EXERCISE =
Write out the whole listing word for word.

DATA SECTION =
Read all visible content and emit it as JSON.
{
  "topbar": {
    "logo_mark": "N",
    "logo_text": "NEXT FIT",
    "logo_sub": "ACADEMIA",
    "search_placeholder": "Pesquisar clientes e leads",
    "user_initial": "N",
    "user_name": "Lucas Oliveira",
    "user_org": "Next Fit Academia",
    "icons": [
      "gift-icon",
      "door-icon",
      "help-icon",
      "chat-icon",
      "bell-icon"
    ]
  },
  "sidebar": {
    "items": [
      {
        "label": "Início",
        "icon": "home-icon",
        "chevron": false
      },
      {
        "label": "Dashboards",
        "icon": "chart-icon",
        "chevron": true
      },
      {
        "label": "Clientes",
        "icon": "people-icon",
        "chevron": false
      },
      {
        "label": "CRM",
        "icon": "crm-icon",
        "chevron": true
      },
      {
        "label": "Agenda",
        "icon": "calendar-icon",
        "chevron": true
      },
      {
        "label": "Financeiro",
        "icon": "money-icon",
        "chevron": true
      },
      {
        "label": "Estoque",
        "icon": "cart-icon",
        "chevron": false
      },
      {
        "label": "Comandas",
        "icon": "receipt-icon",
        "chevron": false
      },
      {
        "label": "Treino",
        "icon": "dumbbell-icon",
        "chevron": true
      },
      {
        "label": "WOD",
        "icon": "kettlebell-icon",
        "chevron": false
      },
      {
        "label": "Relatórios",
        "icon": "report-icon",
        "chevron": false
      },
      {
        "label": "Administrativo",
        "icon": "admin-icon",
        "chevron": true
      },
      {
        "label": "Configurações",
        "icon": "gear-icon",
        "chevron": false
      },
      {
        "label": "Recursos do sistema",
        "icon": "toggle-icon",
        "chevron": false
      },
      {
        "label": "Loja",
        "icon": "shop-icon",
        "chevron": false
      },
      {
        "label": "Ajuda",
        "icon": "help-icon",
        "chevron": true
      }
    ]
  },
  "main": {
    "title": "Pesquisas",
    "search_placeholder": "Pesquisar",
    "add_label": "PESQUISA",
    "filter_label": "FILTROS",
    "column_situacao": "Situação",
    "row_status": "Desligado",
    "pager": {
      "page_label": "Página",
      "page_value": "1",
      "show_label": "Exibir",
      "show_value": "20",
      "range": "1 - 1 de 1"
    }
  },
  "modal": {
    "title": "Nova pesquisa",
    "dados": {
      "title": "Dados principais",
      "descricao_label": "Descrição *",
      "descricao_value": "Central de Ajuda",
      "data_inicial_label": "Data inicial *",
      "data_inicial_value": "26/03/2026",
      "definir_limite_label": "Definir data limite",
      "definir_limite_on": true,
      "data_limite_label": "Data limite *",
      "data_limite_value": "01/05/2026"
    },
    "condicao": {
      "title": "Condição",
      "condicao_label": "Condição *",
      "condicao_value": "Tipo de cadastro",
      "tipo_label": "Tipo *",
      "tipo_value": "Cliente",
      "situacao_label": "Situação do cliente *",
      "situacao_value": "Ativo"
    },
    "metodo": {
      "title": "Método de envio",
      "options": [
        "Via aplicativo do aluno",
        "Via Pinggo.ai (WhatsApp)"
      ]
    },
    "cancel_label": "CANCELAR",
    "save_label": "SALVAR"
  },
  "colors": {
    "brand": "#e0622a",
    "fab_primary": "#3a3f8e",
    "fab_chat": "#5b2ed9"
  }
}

THE RESPONSE =
Read all visible content and emit it as JSON.
{
  "topbar": {
    "logo_mark": "N",
    "logo_text": "NEXT FIT",
    "logo_sub": "ACADEMIA",
    "search_placeholder": "Pesquisar clientes e leads",
    "user_initial": "N",
    "user_name": "Lucas Oliveira",
    "user_org": "Next Fit Academia",
    "icons": [
      "gift-icon",
      "door-icon",
      "help-icon",
      "chat-icon",
      "bell-icon"
    ]
  },
  "sidebar": {
    "items": [
      {
        "label": "Início",
        "icon": "home-icon",
        "chevron": false
      },
      {
        "label": "Dashboards",
        "icon": "chart-icon",
        "chevron": true
      },
      {
        "label": "Clientes",
        "icon": "people-icon",
        "chevron": false
      },
      {
        "label": "CRM",
        "icon": "crm-icon",
        "chevron": true
      },
      {
        "label": "Agenda",
        "icon": "calendar-icon",
        "chevron": true
      },
      {
        "label": "Financeiro",
        "icon": "money-icon",
        "chevron": true
      },
      {
        "label": "Estoque",
        "icon": "cart-icon",
        "chevron": false
      },
      {
        "label": "Comandas",
        "icon": "receipt-icon",
        "chevron": false
      },
      {
        "label": "Treino",
        "icon": "dumbbell-icon",
        "chevron": true
      },
      {
        "label": "WOD",
        "icon": "kettlebell-icon",
        "chevron": false
      },
      {
        "label": "Relatórios",
        "icon": "report-icon",
        "chevron": false
      },
      {
        "label": "Administrativo",
        "icon": "admin-icon",
        "chevron": true
      },
      {
        "label": "Configurações",
        "icon": "gear-icon",
        "chevron": false
      },
      {
        "label": "Recursos do sistema",
        "icon": "toggle-icon",
        "chevron": false
      },
      {
        "label": "Loja",
        "icon": "shop-icon",
        "chevron": false
      },
      {
        "label": "Ajuda",
        "icon": "help-icon",
        "chevron": true
      }
    ]
  },
  "main": {
    "title": "Pesquisas",
    "search_placeholder": "Pesquisar",
    "add_label": "PESQUISA",
    "filter_label": "FILTROS",
    "column_situacao": "Situação",
    "row_status": "Desligado",
    "pager": {
      "page_label": "Página",
      "page_value": "1",
      "show_label": "Exibir",
      "show_value": "20",
      "range": "1 - 1 de 1"
    }
  },
  "modal": {
    "title": "Nova pesquisa",
    "dados": {
      "title": "Dados principais",
      "descricao_label": "Descrição *",
      "descricao_value": "Central de Ajuda",
      "data_inicial_label": "Data inicial *",
      "data_inicial_value": "26/03/2026",
      "definir_limite_label": "Definir data limite",
      "definir_limite_on": true,
      "data_limite_label": "Data limite *",
      "data_limite_value": "01/05/2026"
    },
    "condicao": {
      "title": "Condição",
      "condicao_label": "Condição *",
      "condicao_value": "Tipo de cadastro",
      "tipo_label": "Tipo *",
      "tipo_value": "Cliente",
      "situacao_label": "Situação do cliente *",
      "situacao_value": "Ativo"
    },
    "metodo": {
      "title": "Método de envio",
      "options": [
        "Via aplicativo do aluno",
        "Via Pinggo.ai (WhatsApp)"
      ]
    },
    "cancel_label": "CANCELAR",
    "save_label": "SALVAR"
  },
  "colors": {
    "brand": "#e0622a",
    "fab_primary": "#3a3f8e",
    "fab_chat": "#5b2ed9"
  }
}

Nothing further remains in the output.